Items from a data source:
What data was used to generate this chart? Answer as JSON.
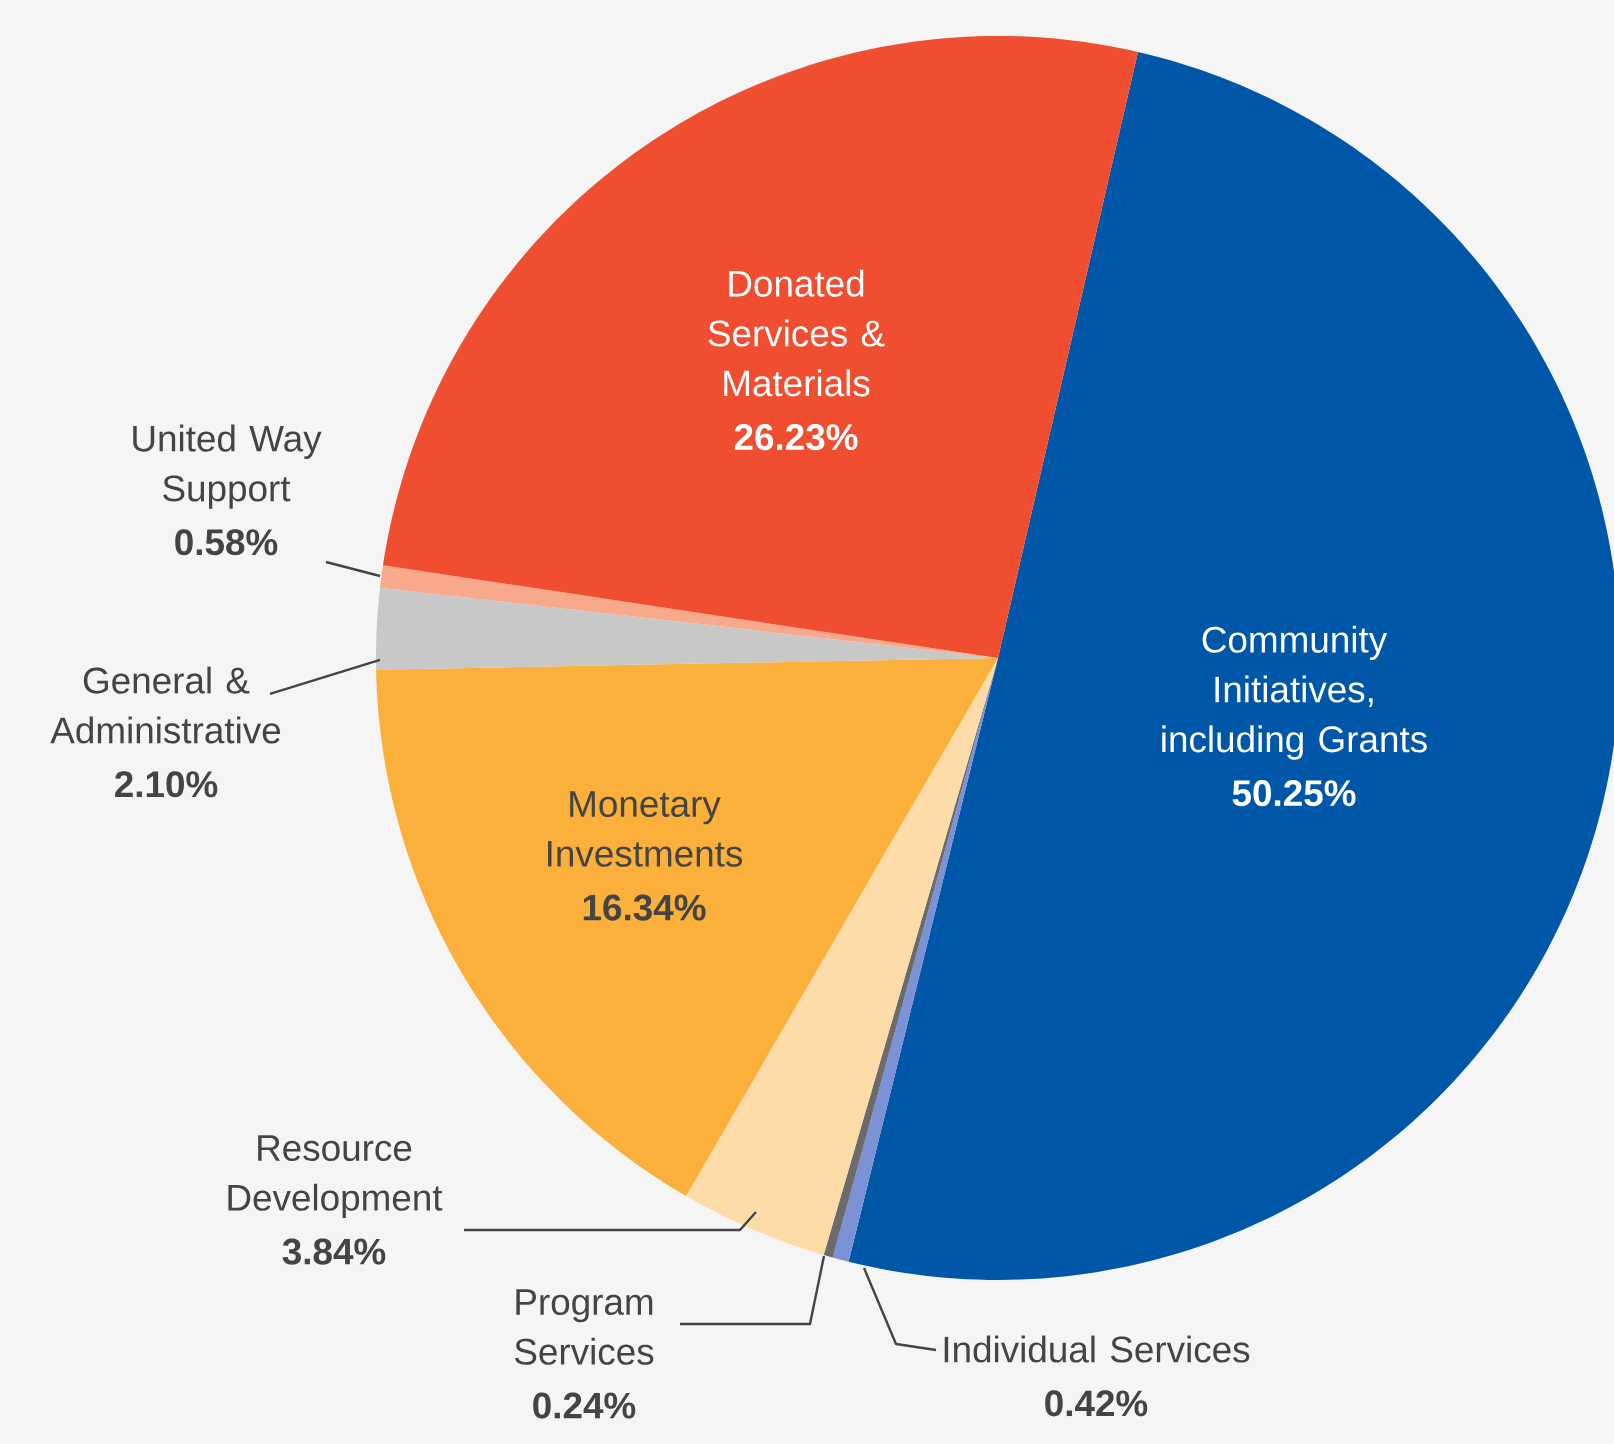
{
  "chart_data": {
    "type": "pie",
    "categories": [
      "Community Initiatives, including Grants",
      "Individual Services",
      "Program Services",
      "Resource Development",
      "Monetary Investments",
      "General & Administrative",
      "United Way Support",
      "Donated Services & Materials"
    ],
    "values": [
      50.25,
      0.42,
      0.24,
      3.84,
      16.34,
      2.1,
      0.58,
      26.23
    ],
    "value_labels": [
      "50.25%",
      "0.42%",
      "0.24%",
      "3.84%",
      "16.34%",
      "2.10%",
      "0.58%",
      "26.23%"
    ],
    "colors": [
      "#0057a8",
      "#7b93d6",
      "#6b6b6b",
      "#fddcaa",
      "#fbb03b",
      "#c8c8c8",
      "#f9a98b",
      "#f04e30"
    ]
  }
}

## What to do
Transcribe all of the records above character for character. Exclude the pictures.

## Right answer
What data was used to generate this chart? Answer as JSON.
{
  "chart_data": {
    "type": "pie",
    "categories": [
      "Community Initiatives, including Grants",
      "Individual Services",
      "Program Services",
      "Resource Development",
      "Monetary Investments",
      "General & Administrative",
      "United Way Support",
      "Donated Services & Materials"
    ],
    "values": [
      50.25,
      0.42,
      0.24,
      3.84,
      16.34,
      2.1,
      0.58,
      26.23
    ],
    "value_labels": [
      "50.25%",
      "0.42%",
      "0.24%",
      "3.84%",
      "16.34%",
      "2.10%",
      "0.58%",
      "26.23%"
    ],
    "colors": [
      "#0057a8",
      "#7b93d6",
      "#6b6b6b",
      "#fddcaa",
      "#fbb03b",
      "#c8c8c8",
      "#f9a98b",
      "#f04e30"
    ]
  }
}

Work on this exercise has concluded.